- _Given request_
Can you write out all the lines word for word, with no pictures?

········

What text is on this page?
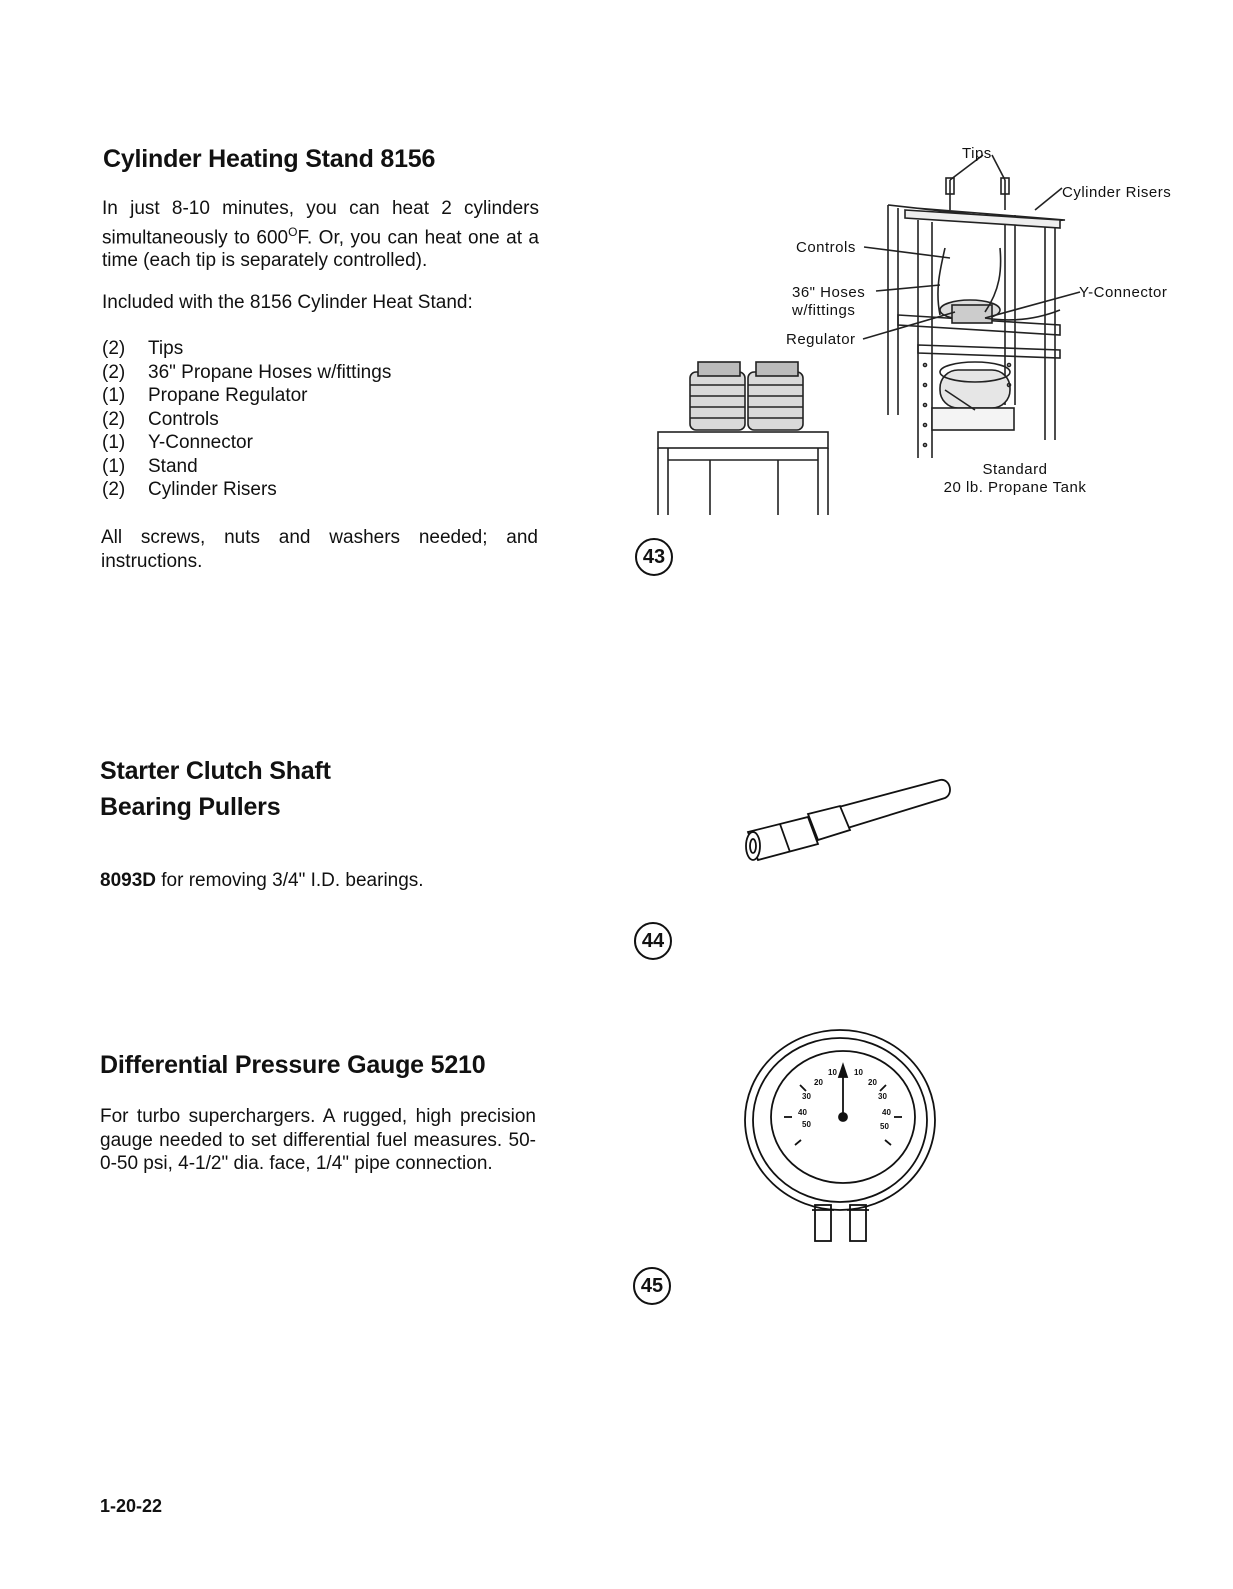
Cylinder Heating Stand 8156
In just 8-10 minutes, you can heat 2 cylinders simultaneously to $600^OF$. Or, you can heat one at a time (each tip is separately controlled).
Included with the 8156 Cylinder Heat Stand:
(2) Tips
(2) 36" Propane Hoses w/fittings
(1) Propane Regulator
(2) Controls
(1) Y-Connector
(1) Stand
(2) Cylinder Risers
All screws, nuts and washers needed; and instructions.
Tips
Cylinder Risers
Controls
36" Hoses
w/fittings
Y-Connector
Regulator
Standard
20 lb. Propane Tank
43
Starter Clutch Shaft
Bearing Pullers
8093D for removing 3/4" I.D. bearings.
44
Differential Pressure Gauge 5210
For turbo superchargers. A rugged, high precision gauge needed to set differential fuel measures. 50-0-50 psi, 4-1/2" dia. face, 1/4" pipe connection.
10 10
20	20
30	30
40	40
50	50
45
1-20-22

········

- _Result of this exercise_
What text is on this page?
Cylinder Heating Stand 8156
In just 8-10 minutes, you can heat 2 cylinders simultaneously to $600^OF$. Or, you can heat one at a time (each tip is separately controlled).
Included with the 8156 Cylinder Heat Stand:
(2) Tips
(2) 36" Propane Hoses w/fittings
(1) Propane Regulator
(2) Controls
(1) Y-Connector
(1) Stand
(2) Cylinder Risers
All screws, nuts and washers needed; and instructions.
Tips
Cylinder Risers
Controls
36" Hoses
w/fittings
Y-Connector
Regulator
Standard
20 lb. Propane Tank
43
Starter Clutch Shaft
Bearing Pullers
8093D for removing 3/4" I.D. bearings.
44
Differential Pressure Gauge 5210
For turbo superchargers. A rugged, high precision gauge needed to set differential fuel measures. 50-0-50 psi, 4-1/2" dia. face, 1/4" pipe connection.
10 10
20	20
30	30
40	40
50	50
45
1-20-22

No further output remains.